■ WHAT THIS TASK INVOLVES
Write out every entry exactly as it appears.
━━ DATA IN THIS EXERCISE ━━
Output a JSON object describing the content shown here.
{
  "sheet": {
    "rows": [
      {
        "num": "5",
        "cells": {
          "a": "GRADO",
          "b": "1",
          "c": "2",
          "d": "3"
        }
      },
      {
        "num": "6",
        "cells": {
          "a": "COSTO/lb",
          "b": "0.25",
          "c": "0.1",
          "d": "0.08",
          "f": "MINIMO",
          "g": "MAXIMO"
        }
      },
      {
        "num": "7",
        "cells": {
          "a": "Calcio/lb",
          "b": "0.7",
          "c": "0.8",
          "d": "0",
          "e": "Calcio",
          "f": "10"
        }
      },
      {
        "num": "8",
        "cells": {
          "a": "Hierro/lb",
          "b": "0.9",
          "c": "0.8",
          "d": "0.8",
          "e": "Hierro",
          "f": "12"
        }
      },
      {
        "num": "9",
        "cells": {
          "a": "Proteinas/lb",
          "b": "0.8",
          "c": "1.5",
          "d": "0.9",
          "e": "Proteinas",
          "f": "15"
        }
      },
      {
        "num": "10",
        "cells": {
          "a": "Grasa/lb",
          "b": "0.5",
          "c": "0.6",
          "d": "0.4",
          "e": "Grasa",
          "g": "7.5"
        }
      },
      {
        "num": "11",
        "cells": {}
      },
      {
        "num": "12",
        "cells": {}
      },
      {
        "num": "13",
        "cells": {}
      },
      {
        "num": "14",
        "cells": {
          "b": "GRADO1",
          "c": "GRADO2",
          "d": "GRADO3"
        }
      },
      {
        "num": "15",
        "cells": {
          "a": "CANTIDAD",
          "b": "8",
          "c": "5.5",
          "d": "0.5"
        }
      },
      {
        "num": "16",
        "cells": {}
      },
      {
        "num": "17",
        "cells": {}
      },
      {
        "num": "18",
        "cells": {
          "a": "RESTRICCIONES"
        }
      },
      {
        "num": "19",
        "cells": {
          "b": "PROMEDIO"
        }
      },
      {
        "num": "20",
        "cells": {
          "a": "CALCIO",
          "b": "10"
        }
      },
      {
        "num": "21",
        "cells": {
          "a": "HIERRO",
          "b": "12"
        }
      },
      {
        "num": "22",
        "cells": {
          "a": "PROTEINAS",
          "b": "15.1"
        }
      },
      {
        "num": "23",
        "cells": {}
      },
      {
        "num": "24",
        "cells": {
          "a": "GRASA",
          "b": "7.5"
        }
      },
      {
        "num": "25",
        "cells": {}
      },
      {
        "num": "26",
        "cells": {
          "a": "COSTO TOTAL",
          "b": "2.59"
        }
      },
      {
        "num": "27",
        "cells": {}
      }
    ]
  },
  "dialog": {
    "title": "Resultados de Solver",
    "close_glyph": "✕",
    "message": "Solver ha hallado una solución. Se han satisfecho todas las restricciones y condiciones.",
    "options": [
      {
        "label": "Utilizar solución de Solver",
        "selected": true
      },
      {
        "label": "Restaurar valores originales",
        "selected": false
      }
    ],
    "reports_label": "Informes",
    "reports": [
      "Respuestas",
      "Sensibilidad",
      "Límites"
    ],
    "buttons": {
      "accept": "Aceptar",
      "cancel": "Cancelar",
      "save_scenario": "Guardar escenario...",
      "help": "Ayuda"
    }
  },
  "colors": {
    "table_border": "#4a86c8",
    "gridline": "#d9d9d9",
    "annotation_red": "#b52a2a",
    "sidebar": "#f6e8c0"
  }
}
━━━
■ RESPONSE TO THE EXERCISE
Output a JSON object describing the content shown here.
{
  "sheet": {
    "rows": [
      {
        "num": "5",
        "cells": {
          "a": "GRADO",
          "b": "1",
          "c": "2",
          "d": "3"
        }
      },
      {
        "num": "6",
        "cells": {
          "a": "COSTO/lb",
          "b": "0.25",
          "c": "0.1",
          "d": "0.08",
          "f": "MINIMO",
          "g": "MAXIMO"
        }
      },
      {
        "num": "7",
        "cells": {
          "a": "Calcio/lb",
          "b": "0.7",
          "c": "0.8",
          "d": "0",
          "e": "Calcio",
          "f": "10"
        }
      },
      {
        "num": "8",
        "cells": {
          "a": "Hierro/lb",
          "b": "0.9",
          "c": "0.8",
          "d": "0.8",
          "e": "Hierro",
          "f": "12"
        }
      },
      {
        "num": "9",
        "cells": {
          "a": "Proteinas/lb",
          "b": "0.8",
          "c": "1.5",
          "d": "0.9",
          "e": "Proteinas",
          "f": "15"
        }
      },
      {
        "num": "10",
        "cells": {
          "a": "Grasa/lb",
          "b": "0.5",
          "c": "0.6",
          "d": "0.4",
          "e": "Grasa",
          "g": "7.5"
        }
      },
      {
        "num": "11",
        "cells": {}
      },
      {
        "num": "12",
        "cells": {}
      },
      {
        "num": "13",
        "cells": {}
      },
      {
        "num": "14",
        "cells": {
          "b": "GRADO1",
          "c": "GRADO2",
          "d": "GRADO3"
        }
      },
      {
        "num": "15",
        "cells": {
          "a": "CANTIDAD",
          "b": "8",
          "c": "5.5",
          "d": "0.5"
        }
      },
      {
        "num": "16",
        "cells": {}
      },
      {
        "num": "17",
        "cells": {}
      },
      {
        "num": "18",
        "cells": {
          "a": "RESTRICCIONES"
        }
      },
      {
        "num": "19",
        "cells": {
          "b": "PROMEDIO"
        }
      },
      {
        "num": "20",
        "cells": {
          "a": "CALCIO",
          "b": "10"
        }
      },
      {
        "num": "21",
        "cells": {
          "a": "HIERRO",
          "b": "12"
        }
      },
      {
        "num": "22",
        "cells": {
          "a": "PROTEINAS",
          "b": "15.1"
        }
      },
      {
        "num": "23",
        "cells": {}
      },
      {
        "num": "24",
        "cells": {
          "a": "GRASA",
          "b": "7.5"
        }
      },
      {
        "num": "25",
        "cells": {}
      },
      {
        "num": "26",
        "cells": {
          "a": "COSTO TOTAL",
          "b": "2.59"
        }
      },
      {
        "num": "27",
        "cells": {}
      }
    ]
  },
  "dialog": {
    "title": "Resultados de Solver",
    "close_glyph": "✕",
    "message": "Solver ha hallado una solución. Se han satisfecho todas las restricciones y condiciones.",
    "options": [
      {
        "label": "Utilizar solución de Solver",
        "selected": true
      },
      {
        "label": "Restaurar valores originales",
        "selected": false
      }
    ],
    "reports_label": "Informes",
    "reports": [
      "Respuestas",
      "Sensibilidad",
      "Límites"
    ],
    "buttons": {
      "accept": "Aceptar",
      "cancel": "Cancelar",
      "save_scenario": "Guardar escenario...",
      "help": "Ayuda"
    }
  },
  "colors": {
    "table_border": "#4a86c8",
    "gridline": "#d9d9d9",
    "annotation_red": "#b52a2a",
    "sidebar": "#f6e8c0"
  }
}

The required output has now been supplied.